» INSTRUCTIONS TO FOLLOW:
Print every line below verbatim, keeping the order in which the lines appear.

» RECORDS PROVIDED:
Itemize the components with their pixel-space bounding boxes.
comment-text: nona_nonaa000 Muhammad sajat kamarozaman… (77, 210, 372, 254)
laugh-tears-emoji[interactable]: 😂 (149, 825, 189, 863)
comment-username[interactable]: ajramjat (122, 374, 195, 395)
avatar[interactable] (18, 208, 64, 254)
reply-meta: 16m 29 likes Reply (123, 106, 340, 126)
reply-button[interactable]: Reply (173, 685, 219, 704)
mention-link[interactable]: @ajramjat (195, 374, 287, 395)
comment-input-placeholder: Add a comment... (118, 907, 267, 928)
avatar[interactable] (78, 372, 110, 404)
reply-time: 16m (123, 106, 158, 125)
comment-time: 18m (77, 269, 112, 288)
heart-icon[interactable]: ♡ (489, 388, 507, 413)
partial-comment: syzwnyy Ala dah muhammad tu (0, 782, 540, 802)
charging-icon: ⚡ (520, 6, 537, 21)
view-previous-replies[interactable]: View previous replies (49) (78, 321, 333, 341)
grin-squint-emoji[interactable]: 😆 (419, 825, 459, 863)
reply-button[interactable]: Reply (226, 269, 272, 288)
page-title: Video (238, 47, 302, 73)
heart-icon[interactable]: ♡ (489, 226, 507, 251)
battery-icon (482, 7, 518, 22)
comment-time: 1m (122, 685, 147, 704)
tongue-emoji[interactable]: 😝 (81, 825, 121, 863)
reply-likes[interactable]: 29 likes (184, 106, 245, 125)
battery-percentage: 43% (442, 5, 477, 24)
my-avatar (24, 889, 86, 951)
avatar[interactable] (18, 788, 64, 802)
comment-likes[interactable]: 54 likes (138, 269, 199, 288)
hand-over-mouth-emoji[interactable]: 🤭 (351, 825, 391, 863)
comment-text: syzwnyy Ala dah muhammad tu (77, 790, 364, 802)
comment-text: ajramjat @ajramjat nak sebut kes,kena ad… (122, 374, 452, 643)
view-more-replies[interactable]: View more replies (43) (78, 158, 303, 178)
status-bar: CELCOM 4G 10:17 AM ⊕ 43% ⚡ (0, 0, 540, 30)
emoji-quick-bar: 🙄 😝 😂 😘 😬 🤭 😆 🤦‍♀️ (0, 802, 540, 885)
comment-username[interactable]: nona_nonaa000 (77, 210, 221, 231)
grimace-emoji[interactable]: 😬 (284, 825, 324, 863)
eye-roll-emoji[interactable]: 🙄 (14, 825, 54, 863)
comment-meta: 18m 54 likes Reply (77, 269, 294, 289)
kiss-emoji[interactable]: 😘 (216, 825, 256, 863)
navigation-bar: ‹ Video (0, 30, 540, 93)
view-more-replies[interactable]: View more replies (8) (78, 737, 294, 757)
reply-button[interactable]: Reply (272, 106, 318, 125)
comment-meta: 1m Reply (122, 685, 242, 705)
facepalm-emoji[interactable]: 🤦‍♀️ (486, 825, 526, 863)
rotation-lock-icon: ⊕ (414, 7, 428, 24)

» WRITTEN SOLUTION:
Itemize the components with their pixel-space bounding boxes.
comment-text: nona_nonaa000 Muhammad sajat kamarozaman… (77, 210, 372, 254)
laugh-tears-emoji[interactable]: 😂 (149, 825, 189, 863)
comment-username[interactable]: ajramjat (122, 374, 195, 395)
avatar[interactable] (18, 208, 64, 254)
reply-meta: 16m 29 likes Reply (123, 106, 340, 126)
reply-button[interactable]: Reply (173, 685, 219, 704)
mention-link[interactable]: @ajramjat (195, 374, 287, 395)
comment-input-placeholder: Add a comment... (118, 907, 267, 928)
avatar[interactable] (78, 372, 110, 404)
reply-time: 16m (123, 106, 158, 125)
comment-time: 18m (77, 269, 112, 288)
heart-icon[interactable]: ♡ (489, 388, 507, 413)
partial-comment: syzwnyy Ala dah muhammad tu (0, 782, 540, 802)
charging-icon: ⚡ (520, 6, 537, 21)
view-previous-replies[interactable]: View previous replies (49) (78, 321, 333, 341)
grin-squint-emoji[interactable]: 😆 (419, 825, 459, 863)
reply-button[interactable]: Reply (226, 269, 272, 288)
page-title: Video (238, 47, 302, 73)
heart-icon[interactable]: ♡ (489, 226, 507, 251)
battery-icon (482, 7, 518, 22)
comment-time: 1m (122, 685, 147, 704)
tongue-emoji[interactable]: 😝 (81, 825, 121, 863)
reply-likes[interactable]: 29 likes (184, 106, 245, 125)
battery-percentage: 43% (442, 5, 477, 24)
my-avatar (24, 889, 86, 951)
avatar[interactable] (18, 788, 64, 802)
comment-likes[interactable]: 54 likes (138, 269, 199, 288)
hand-over-mouth-emoji[interactable]: 🤭 (351, 825, 391, 863)
comment-text: syzwnyy Ala dah muhammad tu (77, 790, 364, 802)
comment-text: ajramjat @ajramjat nak sebut kes,kena ad… (122, 374, 452, 643)
view-more-replies[interactable]: View more replies (43) (78, 158, 303, 178)
status-bar: CELCOM 4G 10:17 AM ⊕ 43% ⚡ (0, 0, 540, 30)
emoji-quick-bar: 🙄 😝 😂 😘 😬 🤭 😆 🤦‍♀️ (0, 802, 540, 885)
comment-username[interactable]: nona_nonaa000 (77, 210, 221, 231)
grimace-emoji[interactable]: 😬 (284, 825, 324, 863)
eye-roll-emoji[interactable]: 🙄 (14, 825, 54, 863)
comment-meta: 18m 54 likes Reply (77, 269, 294, 289)
kiss-emoji[interactable]: 😘 (216, 825, 256, 863)
navigation-bar: ‹ Video (0, 30, 540, 93)
view-more-replies[interactable]: View more replies (8) (78, 737, 294, 757)
reply-button[interactable]: Reply (272, 106, 318, 125)
comment-meta: 1m Reply (122, 685, 242, 705)
facepalm-emoji[interactable]: 🤦‍♀️ (486, 825, 526, 863)
rotation-lock-icon: ⊕ (414, 7, 428, 24)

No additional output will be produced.